## [WHAT TO DO]
Report back each line of the records that contains the string "JSON".

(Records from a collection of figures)
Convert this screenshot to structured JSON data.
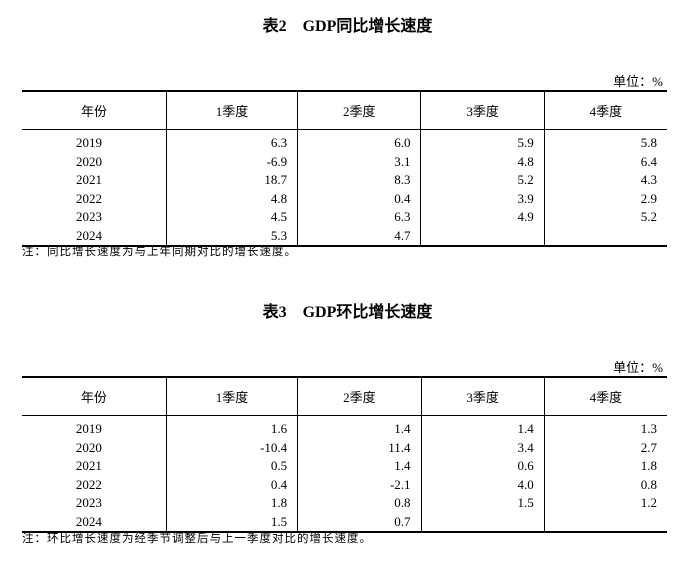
{
  "tables": [
    {
      "title": "表2　GDP同比增长速度",
      "unit": "单位：%",
      "headers": [
        "年份",
        "1季度",
        "2季度",
        "3季度",
        "4季度"
      ],
      "rows": [
        [
          "2019",
          "6.3",
          "6.0",
          "5.9",
          "5.8"
        ],
        [
          "2020",
          "-6.9",
          "3.1",
          "4.8",
          "6.4"
        ],
        [
          "2021",
          "18.7",
          "8.3",
          "5.2",
          "4.3"
        ],
        [
          "2022",
          "4.8",
          "0.4",
          "3.9",
          "2.9"
        ],
        [
          "2023",
          "4.5",
          "6.3",
          "4.9",
          "5.2"
        ],
        [
          "2024",
          "5.3",
          "4.7",
          "",
          ""
        ]
      ],
      "note": "注：同比增长速度为与上年同期对比的增长速度。"
    },
    {
      "title": "表3　GDP环比增长速度",
      "unit": "单位：%",
      "headers": [
        "年份",
        "1季度",
        "2季度",
        "3季度",
        "4季度"
      ],
      "rows": [
        [
          "2019",
          "1.6",
          "1.4",
          "1.4",
          "1.3"
        ],
        [
          "2020",
          "-10.4",
          "11.4",
          "3.4",
          "2.7"
        ],
        [
          "2021",
          "0.5",
          "1.4",
          "0.6",
          "1.8"
        ],
        [
          "2022",
          "0.4",
          "-2.1",
          "4.0",
          "0.8"
        ],
        [
          "2023",
          "1.8",
          "0.8",
          "1.5",
          "1.2"
        ],
        [
          "2024",
          "1.5",
          "0.7",
          "",
          ""
        ]
      ],
      "note": "注：环比增长速度为经季节调整后与上一季度对比的增长速度。"
    }
  ]
}
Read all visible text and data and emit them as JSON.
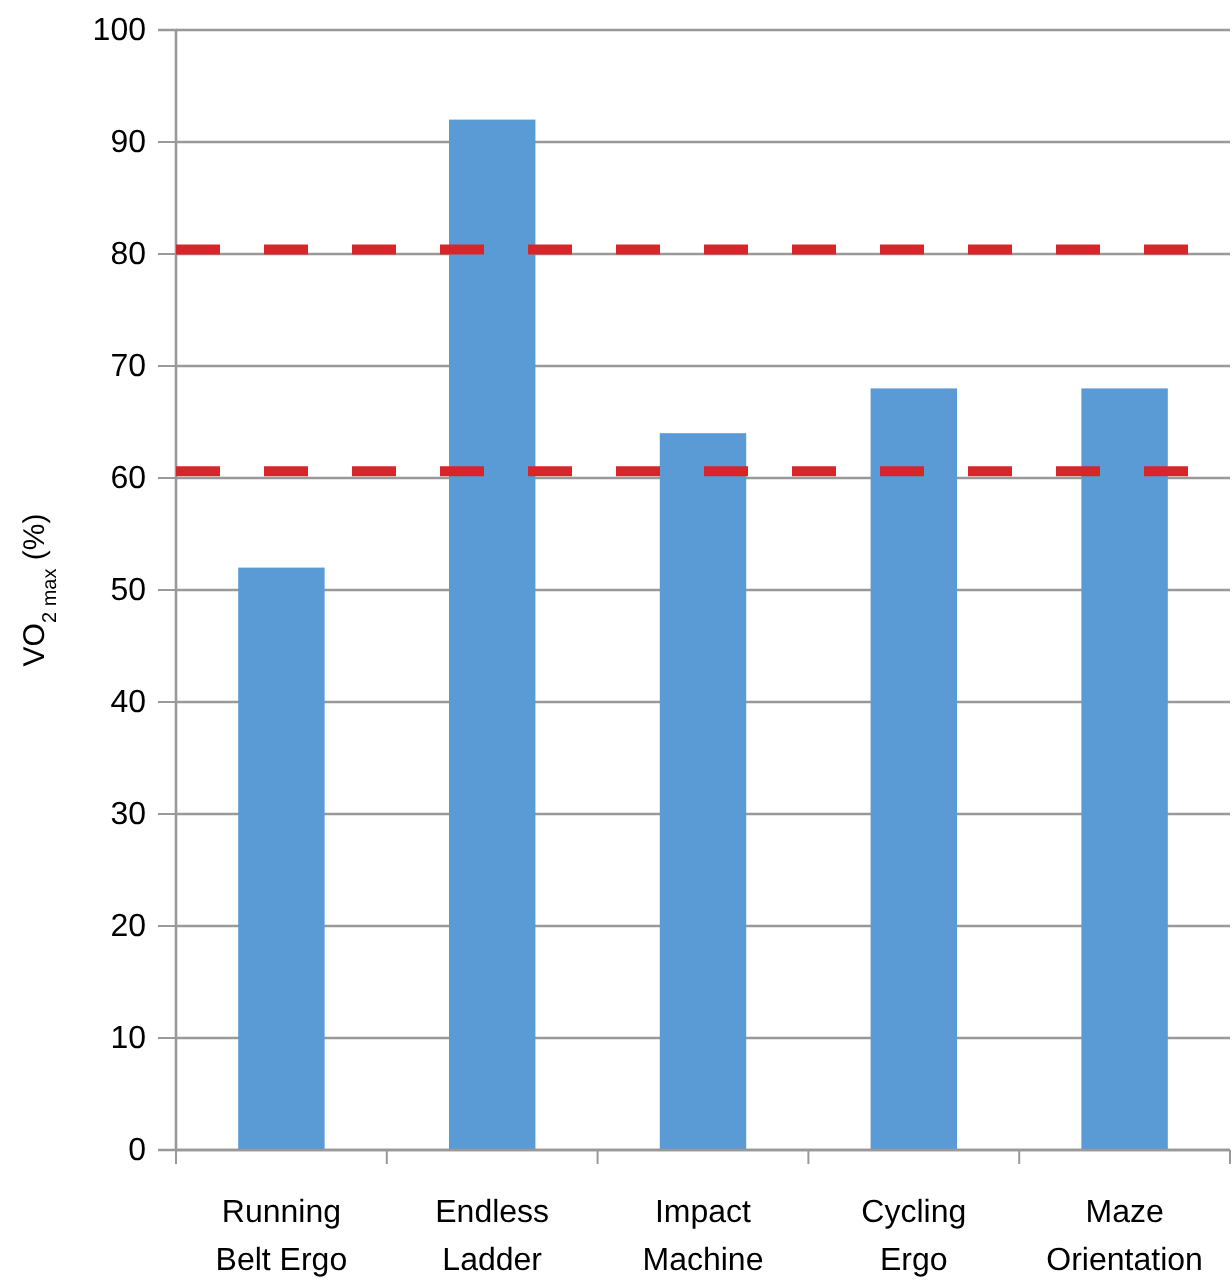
{
  "chart_data": {
    "type": "bar",
    "ylabel": "VO$_{2 max}$ (%)",
    "categories": [
      "Running Belt Ergo",
      "Endless Ladder",
      "Impact Machine",
      "Cycling Ergo",
      "Maze Orientation"
    ],
    "values": [
      52,
      92,
      64,
      68,
      68
    ],
    "color": "#5b9bd5",
    "ylim": [
      0,
      100
    ],
    "yticks": [
      0,
      10,
      20,
      30,
      40,
      50,
      60,
      70,
      80,
      90,
      100
    ],
    "grid": "y",
    "ref_lines": [
      {
        "axis": "y",
        "value": 80.4,
        "color": "#d7262b",
        "line_style": "dashed"
      },
      {
        "axis": "y",
        "value": 60.6,
        "color": "#d7262b",
        "line_style": "dashed"
      }
    ]
  }
}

## [SOLUTION TO THIS PROBLEM]
Convert this screenshot to structured JSON data.
Read all visible text and data and emit them as JSON.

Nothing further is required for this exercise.